» **STATED GOAL**
Print each line of the listing once more, precisely as given.

» **DATA PROVIDED**
####

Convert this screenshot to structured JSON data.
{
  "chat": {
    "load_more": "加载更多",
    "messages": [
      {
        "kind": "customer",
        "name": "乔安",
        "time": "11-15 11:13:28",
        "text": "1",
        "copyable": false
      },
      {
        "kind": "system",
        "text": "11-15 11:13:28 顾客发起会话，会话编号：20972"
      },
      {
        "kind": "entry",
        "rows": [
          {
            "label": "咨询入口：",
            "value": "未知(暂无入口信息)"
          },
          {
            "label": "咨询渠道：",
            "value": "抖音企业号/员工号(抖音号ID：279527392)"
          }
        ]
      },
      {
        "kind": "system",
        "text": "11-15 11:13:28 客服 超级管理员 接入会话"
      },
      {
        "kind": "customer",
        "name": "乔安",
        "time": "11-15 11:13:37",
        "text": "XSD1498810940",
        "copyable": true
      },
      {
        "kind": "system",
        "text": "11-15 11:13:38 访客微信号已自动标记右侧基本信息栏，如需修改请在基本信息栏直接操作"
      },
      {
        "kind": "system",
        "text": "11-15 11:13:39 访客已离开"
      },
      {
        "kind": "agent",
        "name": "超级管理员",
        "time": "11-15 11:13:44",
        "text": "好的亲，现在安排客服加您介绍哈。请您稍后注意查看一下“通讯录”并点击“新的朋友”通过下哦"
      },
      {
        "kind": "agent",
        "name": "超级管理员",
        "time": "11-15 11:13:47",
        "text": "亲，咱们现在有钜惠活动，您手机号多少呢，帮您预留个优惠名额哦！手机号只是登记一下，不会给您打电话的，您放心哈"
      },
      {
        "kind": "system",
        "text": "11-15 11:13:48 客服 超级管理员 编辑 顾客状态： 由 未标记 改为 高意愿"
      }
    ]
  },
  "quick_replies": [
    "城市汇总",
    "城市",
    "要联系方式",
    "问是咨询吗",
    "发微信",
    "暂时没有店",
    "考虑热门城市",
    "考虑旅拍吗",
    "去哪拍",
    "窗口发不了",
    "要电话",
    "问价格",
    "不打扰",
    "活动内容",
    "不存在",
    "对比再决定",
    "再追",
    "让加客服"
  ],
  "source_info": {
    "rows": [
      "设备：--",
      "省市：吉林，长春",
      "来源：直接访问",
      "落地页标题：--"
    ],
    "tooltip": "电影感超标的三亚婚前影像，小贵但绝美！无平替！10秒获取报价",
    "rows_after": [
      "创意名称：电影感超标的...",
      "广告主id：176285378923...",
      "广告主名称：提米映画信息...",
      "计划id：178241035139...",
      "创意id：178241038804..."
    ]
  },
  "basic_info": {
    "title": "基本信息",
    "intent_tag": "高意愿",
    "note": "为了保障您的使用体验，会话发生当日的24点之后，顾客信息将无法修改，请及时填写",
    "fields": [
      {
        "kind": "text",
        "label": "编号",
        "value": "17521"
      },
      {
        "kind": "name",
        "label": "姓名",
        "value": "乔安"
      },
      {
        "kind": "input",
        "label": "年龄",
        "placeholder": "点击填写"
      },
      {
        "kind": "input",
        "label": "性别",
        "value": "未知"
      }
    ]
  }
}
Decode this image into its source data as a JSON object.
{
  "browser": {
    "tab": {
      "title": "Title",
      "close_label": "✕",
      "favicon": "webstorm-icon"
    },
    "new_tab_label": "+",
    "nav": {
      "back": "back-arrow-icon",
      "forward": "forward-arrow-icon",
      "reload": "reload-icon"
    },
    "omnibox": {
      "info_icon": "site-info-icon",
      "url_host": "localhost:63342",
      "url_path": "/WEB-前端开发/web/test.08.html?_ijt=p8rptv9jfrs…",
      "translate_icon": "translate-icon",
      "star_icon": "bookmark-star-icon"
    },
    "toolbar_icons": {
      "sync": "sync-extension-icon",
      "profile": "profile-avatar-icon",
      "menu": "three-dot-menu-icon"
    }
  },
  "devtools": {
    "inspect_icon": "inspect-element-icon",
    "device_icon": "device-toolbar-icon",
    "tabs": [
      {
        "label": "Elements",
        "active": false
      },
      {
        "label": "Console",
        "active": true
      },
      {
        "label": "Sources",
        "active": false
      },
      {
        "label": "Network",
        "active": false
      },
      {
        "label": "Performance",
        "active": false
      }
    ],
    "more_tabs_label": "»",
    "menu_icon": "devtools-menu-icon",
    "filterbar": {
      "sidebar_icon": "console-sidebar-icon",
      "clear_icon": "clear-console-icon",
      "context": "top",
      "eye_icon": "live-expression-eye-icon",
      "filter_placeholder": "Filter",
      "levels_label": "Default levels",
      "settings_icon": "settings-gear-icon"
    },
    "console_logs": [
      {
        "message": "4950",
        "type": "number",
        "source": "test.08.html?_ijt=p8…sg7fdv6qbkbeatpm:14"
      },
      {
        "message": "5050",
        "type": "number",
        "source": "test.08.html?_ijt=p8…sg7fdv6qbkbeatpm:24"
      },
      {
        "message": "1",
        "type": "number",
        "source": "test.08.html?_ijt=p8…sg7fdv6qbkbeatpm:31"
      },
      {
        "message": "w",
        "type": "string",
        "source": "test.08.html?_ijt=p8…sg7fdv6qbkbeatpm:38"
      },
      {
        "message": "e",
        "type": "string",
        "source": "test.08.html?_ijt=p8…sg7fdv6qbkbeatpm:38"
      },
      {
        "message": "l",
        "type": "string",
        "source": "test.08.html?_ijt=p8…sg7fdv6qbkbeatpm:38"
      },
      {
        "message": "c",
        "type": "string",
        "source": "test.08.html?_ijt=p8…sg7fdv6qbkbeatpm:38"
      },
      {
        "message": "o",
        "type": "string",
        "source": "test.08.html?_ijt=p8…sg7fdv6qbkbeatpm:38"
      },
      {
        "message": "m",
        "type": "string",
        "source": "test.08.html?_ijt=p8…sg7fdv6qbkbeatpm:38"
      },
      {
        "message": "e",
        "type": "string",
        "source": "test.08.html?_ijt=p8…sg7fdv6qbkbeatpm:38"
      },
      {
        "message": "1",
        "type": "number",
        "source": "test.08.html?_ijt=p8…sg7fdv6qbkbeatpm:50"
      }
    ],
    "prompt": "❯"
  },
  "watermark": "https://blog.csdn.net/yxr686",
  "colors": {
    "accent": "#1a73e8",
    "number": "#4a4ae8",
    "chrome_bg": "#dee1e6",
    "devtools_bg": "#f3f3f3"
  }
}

####

» **THE COMPLETED TASK**
Convert this screenshot to structured JSON data.
{
  "chat": {
    "load_more": "加载更多",
    "messages": [
      {
        "kind": "customer",
        "name": "乔安",
        "time": "11-15 11:13:28",
        "text": "1",
        "copyable": false
      },
      {
        "kind": "system",
        "text": "11-15 11:13:28 顾客发起会话，会话编号：20972"
      },
      {
        "kind": "entry",
        "rows": [
          {
            "label": "咨询入口：",
            "value": "未知(暂无入口信息)"
          },
          {
            "label": "咨询渠道：",
            "value": "抖音企业号/员工号(抖音号ID：279527392)"
          }
        ]
      },
      {
        "kind": "system",
        "text": "11-15 11:13:28 客服 超级管理员 接入会话"
      },
      {
        "kind": "customer",
        "name": "乔安",
        "time": "11-15 11:13:37",
        "text": "XSD1498810940",
        "copyable": true
      },
      {
        "kind": "system",
        "text": "11-15 11:13:38 访客微信号已自动标记右侧基本信息栏，如需修改请在基本信息栏直接操作"
      },
      {
        "kind": "system",
        "text": "11-15 11:13:39 访客已离开"
      },
      {
        "kind": "agent",
        "name": "超级管理员",
        "time": "11-15 11:13:44",
        "text": "好的亲，现在安排客服加您介绍哈。请您稍后注意查看一下“通讯录”并点击“新的朋友”通过下哦"
      },
      {
        "kind": "agent",
        "name": "超级管理员",
        "time": "11-15 11:13:47",
        "text": "亲，咱们现在有钜惠活动，您手机号多少呢，帮您预留个优惠名额哦！手机号只是登记一下，不会给您打电话的，您放心哈"
      },
      {
        "kind": "system",
        "text": "11-15 11:13:48 客服 超级管理员 编辑 顾客状态： 由 未标记 改为 高意愿"
      }
    ]
  },
  "quick_replies": [
    "城市汇总",
    "城市",
    "要联系方式",
    "问是咨询吗",
    "发微信",
    "暂时没有店",
    "考虑热门城市",
    "考虑旅拍吗",
    "去哪拍",
    "窗口发不了",
    "要电话",
    "问价格",
    "不打扰",
    "活动内容",
    "不存在",
    "对比再决定",
    "再追",
    "让加客服"
  ],
  "source_info": {
    "rows": [
      "设备：--",
      "省市：吉林，长春",
      "来源：直接访问",
      "落地页标题：--"
    ],
    "tooltip": "电影感超标的三亚婚前影像，小贵但绝美！无平替！10秒获取报价",
    "rows_after": [
      "创意名称：电影感超标的...",
      "广告主id：176285378923...",
      "广告主名称：提米映画信息...",
      "计划id：178241035139...",
      "创意id：178241038804..."
    ]
  },
  "basic_info": {
    "title": "基本信息",
    "intent_tag": "高意愿",
    "note": "为了保障您的使用体验，会话发生当日的24点之后，顾客信息将无法修改，请及时填写",
    "fields": [
      {
        "kind": "text",
        "label": "编号",
        "value": "17521"
      },
      {
        "kind": "name",
        "label": "姓名",
        "value": "乔安"
      },
      {
        "kind": "input",
        "label": "年龄",
        "placeholder": "点击填写"
      },
      {
        "kind": "input",
        "label": "性别",
        "value": "未知"
      }
    ]
  }
}
Decode this image into its source data as a JSON object.
{
  "browser": {
    "tab": {
      "title": "Title",
      "close_label": "✕",
      "favicon": "webstorm-icon"
    },
    "new_tab_label": "+",
    "nav": {
      "back": "back-arrow-icon",
      "forward": "forward-arrow-icon",
      "reload": "reload-icon"
    },
    "omnibox": {
      "info_icon": "site-info-icon",
      "url_host": "localhost:63342",
      "url_path": "/WEB-前端开发/web/test.08.html?_ijt=p8rptv9jfrs…",
      "translate_icon": "translate-icon",
      "star_icon": "bookmark-star-icon"
    },
    "toolbar_icons": {
      "sync": "sync-extension-icon",
      "profile": "profile-avatar-icon",
      "menu": "three-dot-menu-icon"
    }
  },
  "devtools": {
    "inspect_icon": "inspect-element-icon",
    "device_icon": "device-toolbar-icon",
    "tabs": [
      {
        "label": "Elements",
        "active": false
      },
      {
        "label": "Console",
        "active": true
      },
      {
        "label": "Sources",
        "active": false
      },
      {
        "label": "Network",
        "active": false
      },
      {
        "label": "Performance",
        "active": false
      }
    ],
    "more_tabs_label": "»",
    "menu_icon": "devtools-menu-icon",
    "filterbar": {
      "sidebar_icon": "console-sidebar-icon",
      "clear_icon": "clear-console-icon",
      "context": "top",
      "eye_icon": "live-expression-eye-icon",
      "filter_placeholder": "Filter",
      "levels_label": "Default levels",
      "settings_icon": "settings-gear-icon"
    },
    "console_logs": [
      {
        "message": "4950",
        "type": "number",
        "source": "test.08.html?_ijt=p8…sg7fdv6qbkbeatpm:14"
      },
      {
        "message": "5050",
        "type": "number",
        "source": "test.08.html?_ijt=p8…sg7fdv6qbkbeatpm:24"
      },
      {
        "message": "1",
        "type": "number",
        "source": "test.08.html?_ijt=p8…sg7fdv6qbkbeatpm:31"
      },
      {
        "message": "w",
        "type": "string",
        "source": "test.08.html?_ijt=p8…sg7fdv6qbkbeatpm:38"
      },
      {
        "message": "e",
        "type": "string",
        "source": "test.08.html?_ijt=p8…sg7fdv6qbkbeatpm:38"
      },
      {
        "message": "l",
        "type": "string",
        "source": "test.08.html?_ijt=p8…sg7fdv6qbkbeatpm:38"
      },
      {
        "message": "c",
        "type": "string",
        "source": "test.08.html?_ijt=p8…sg7fdv6qbkbeatpm:38"
      },
      {
        "message": "o",
        "type": "string",
        "source": "test.08.html?_ijt=p8…sg7fdv6qbkbeatpm:38"
      },
      {
        "message": "m",
        "type": "string",
        "source": "test.08.html?_ijt=p8…sg7fdv6qbkbeatpm:38"
      },
      {
        "message": "e",
        "type": "string",
        "source": "test.08.html?_ijt=p8…sg7fdv6qbkbeatpm:38"
      },
      {
        "message": "1",
        "type": "number",
        "source": "test.08.html?_ijt=p8…sg7fdv6qbkbeatpm:50"
      }
    ],
    "prompt": "❯"
  },
  "watermark": "https://blog.csdn.net/yxr686",
  "colors": {
    "accent": "#1a73e8",
    "number": "#4a4ae8",
    "chrome_bg": "#dee1e6",
    "devtools_bg": "#f3f3f3"
  }
}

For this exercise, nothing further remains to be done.